> [DIRECTIONS]:
Would you please copy every line from the records that contains the word "title"?

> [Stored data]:
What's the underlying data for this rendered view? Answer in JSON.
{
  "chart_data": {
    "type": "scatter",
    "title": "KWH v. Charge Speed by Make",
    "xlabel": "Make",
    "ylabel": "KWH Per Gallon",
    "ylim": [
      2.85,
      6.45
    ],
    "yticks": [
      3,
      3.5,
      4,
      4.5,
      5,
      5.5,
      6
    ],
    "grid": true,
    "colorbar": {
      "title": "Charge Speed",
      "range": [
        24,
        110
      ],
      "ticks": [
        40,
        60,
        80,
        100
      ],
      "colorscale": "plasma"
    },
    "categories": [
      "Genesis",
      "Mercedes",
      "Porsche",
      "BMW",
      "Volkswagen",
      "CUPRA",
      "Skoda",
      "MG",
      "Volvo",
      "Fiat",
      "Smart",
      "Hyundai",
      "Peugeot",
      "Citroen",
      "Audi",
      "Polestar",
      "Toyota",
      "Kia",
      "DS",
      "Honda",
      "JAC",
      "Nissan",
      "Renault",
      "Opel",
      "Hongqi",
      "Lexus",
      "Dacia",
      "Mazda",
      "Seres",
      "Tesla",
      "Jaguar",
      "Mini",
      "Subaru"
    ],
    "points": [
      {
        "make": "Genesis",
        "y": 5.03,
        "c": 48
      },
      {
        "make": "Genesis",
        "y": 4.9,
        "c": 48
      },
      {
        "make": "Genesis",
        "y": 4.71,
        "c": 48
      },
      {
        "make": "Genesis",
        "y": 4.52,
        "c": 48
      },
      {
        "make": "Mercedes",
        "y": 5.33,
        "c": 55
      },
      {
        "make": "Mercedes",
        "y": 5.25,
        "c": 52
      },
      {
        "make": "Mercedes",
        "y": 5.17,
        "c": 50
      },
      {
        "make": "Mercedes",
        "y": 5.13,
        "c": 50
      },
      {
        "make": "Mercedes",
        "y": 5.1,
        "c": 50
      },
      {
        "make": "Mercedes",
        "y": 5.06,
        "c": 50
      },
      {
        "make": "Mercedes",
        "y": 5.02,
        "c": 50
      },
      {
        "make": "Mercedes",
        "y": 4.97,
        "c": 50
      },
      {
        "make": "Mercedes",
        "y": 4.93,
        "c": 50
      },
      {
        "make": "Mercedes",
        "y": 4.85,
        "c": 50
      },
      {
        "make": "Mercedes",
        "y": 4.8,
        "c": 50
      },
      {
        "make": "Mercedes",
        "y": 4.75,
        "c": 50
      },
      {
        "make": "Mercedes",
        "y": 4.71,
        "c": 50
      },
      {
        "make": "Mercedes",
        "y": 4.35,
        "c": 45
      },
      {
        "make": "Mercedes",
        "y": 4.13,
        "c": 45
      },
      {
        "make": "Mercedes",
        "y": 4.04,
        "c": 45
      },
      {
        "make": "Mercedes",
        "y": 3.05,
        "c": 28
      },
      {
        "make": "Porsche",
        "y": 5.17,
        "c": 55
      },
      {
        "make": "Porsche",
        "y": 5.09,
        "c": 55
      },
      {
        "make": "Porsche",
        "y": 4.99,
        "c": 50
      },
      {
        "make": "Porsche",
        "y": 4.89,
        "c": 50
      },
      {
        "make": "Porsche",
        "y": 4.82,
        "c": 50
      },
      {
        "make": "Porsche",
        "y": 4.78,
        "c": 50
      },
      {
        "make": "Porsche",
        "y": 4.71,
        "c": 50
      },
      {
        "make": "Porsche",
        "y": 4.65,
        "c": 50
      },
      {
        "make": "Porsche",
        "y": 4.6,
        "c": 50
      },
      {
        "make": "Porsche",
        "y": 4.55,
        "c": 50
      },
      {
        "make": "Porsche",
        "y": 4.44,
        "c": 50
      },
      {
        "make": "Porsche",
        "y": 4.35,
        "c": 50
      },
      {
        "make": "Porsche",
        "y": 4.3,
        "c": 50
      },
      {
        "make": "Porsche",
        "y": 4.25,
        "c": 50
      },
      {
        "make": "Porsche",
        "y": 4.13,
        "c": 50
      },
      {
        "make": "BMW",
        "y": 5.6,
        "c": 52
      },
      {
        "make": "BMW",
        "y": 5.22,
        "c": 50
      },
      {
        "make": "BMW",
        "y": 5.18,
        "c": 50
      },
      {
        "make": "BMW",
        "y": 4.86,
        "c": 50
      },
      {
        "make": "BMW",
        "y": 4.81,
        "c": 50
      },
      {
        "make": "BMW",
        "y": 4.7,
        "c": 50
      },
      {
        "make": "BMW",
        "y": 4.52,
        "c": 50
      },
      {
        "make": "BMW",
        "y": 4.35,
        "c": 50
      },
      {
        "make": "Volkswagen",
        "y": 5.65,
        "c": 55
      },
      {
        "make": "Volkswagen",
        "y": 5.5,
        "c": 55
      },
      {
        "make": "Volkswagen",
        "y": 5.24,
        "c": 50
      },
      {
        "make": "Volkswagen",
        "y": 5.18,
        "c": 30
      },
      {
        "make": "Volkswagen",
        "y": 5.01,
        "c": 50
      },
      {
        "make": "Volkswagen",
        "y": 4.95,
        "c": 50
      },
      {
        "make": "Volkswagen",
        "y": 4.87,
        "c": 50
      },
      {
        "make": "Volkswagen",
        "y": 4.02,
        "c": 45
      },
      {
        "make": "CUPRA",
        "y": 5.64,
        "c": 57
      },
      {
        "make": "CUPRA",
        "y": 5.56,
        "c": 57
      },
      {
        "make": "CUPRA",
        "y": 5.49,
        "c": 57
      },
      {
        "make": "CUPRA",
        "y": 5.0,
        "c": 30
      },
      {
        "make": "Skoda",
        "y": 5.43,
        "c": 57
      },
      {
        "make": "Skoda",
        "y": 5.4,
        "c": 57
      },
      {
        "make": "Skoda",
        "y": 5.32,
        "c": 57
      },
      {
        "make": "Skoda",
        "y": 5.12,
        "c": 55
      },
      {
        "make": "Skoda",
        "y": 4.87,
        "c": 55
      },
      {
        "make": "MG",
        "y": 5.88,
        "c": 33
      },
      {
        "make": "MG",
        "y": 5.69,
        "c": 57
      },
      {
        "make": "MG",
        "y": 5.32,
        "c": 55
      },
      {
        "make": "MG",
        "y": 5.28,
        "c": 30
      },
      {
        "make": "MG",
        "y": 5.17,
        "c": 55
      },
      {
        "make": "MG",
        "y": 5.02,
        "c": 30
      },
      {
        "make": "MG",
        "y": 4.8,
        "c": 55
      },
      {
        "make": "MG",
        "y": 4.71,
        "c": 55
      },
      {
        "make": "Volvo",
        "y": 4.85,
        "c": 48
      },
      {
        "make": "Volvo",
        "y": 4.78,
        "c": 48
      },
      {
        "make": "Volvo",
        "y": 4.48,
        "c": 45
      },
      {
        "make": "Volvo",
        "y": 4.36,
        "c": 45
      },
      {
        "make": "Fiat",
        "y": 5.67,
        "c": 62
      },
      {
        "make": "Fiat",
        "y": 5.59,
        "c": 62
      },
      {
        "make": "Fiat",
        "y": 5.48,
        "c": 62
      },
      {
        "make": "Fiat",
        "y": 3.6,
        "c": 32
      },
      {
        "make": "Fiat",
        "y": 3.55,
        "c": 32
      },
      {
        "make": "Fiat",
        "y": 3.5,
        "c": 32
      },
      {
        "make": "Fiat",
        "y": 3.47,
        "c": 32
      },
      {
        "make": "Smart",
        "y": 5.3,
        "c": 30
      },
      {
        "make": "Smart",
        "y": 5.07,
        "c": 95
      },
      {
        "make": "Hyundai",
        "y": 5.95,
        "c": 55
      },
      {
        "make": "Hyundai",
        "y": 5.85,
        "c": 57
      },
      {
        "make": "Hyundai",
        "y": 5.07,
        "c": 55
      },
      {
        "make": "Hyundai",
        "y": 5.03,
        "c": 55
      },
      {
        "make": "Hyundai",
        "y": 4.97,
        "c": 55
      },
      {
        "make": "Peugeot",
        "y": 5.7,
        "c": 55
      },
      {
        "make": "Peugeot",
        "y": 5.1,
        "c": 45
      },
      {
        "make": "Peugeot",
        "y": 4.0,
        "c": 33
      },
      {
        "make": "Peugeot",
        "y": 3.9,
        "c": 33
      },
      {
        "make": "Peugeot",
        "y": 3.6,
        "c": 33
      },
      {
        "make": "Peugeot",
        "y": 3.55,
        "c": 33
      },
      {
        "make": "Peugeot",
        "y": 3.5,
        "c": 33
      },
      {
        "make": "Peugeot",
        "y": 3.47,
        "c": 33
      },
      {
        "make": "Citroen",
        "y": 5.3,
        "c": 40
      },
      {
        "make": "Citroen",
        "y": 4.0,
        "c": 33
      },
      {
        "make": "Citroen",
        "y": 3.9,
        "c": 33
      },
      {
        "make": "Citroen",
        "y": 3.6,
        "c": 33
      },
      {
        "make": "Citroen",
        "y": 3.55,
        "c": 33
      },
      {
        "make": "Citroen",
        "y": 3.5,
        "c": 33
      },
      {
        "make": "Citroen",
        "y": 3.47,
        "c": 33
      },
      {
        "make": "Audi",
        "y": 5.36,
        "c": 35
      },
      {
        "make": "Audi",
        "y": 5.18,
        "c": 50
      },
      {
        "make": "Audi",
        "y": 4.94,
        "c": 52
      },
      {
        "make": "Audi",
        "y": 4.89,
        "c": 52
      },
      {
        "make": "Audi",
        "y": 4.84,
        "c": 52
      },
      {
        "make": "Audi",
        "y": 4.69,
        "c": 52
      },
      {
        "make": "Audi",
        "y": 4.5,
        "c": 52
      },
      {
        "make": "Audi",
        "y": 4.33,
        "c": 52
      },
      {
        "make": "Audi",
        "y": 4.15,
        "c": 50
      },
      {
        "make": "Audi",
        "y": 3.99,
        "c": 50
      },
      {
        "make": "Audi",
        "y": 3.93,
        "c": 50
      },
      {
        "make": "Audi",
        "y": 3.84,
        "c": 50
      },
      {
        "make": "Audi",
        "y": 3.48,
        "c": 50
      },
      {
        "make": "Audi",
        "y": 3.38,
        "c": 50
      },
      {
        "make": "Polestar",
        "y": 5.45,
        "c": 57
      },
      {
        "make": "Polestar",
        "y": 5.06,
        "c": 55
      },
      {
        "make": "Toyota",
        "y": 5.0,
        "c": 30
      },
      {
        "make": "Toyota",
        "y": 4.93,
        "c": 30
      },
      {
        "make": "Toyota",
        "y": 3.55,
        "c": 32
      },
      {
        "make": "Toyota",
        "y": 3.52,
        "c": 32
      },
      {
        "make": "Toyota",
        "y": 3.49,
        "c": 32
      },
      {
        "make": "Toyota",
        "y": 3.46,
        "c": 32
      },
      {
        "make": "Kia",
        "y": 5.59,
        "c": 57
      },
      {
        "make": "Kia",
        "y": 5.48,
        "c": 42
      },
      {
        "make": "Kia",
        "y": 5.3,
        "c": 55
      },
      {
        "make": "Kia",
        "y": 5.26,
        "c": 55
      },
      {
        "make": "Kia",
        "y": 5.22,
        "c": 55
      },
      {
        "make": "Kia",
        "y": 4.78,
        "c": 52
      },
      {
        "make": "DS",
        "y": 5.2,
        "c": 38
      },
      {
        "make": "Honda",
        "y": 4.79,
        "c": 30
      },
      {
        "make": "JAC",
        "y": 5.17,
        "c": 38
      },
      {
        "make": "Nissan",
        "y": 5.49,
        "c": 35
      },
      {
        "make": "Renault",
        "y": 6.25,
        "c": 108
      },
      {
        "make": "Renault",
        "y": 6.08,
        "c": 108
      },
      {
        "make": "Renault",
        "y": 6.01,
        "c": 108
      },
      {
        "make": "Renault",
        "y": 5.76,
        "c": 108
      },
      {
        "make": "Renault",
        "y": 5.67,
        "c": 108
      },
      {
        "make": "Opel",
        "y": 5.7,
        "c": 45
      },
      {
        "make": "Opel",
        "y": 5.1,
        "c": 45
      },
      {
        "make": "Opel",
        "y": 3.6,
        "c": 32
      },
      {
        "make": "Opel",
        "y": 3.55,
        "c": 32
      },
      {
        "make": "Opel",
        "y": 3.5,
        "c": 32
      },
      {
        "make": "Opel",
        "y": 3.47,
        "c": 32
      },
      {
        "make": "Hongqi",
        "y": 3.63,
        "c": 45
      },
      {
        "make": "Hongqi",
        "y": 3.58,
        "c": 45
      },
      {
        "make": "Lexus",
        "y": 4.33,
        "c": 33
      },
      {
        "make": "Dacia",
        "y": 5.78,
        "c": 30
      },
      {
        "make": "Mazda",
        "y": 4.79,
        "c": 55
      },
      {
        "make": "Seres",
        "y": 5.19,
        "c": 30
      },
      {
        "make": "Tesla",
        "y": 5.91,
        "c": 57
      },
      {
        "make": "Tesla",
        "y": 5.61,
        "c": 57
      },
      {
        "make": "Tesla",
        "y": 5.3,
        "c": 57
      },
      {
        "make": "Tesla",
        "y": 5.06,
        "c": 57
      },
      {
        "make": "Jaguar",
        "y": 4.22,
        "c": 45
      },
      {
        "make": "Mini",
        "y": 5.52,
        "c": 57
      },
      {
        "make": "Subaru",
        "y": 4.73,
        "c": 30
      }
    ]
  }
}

> [RESPONSE TO THE TASK]:
    "title": "KWH v. Charge Speed by Make",
      "title": "Charge Speed",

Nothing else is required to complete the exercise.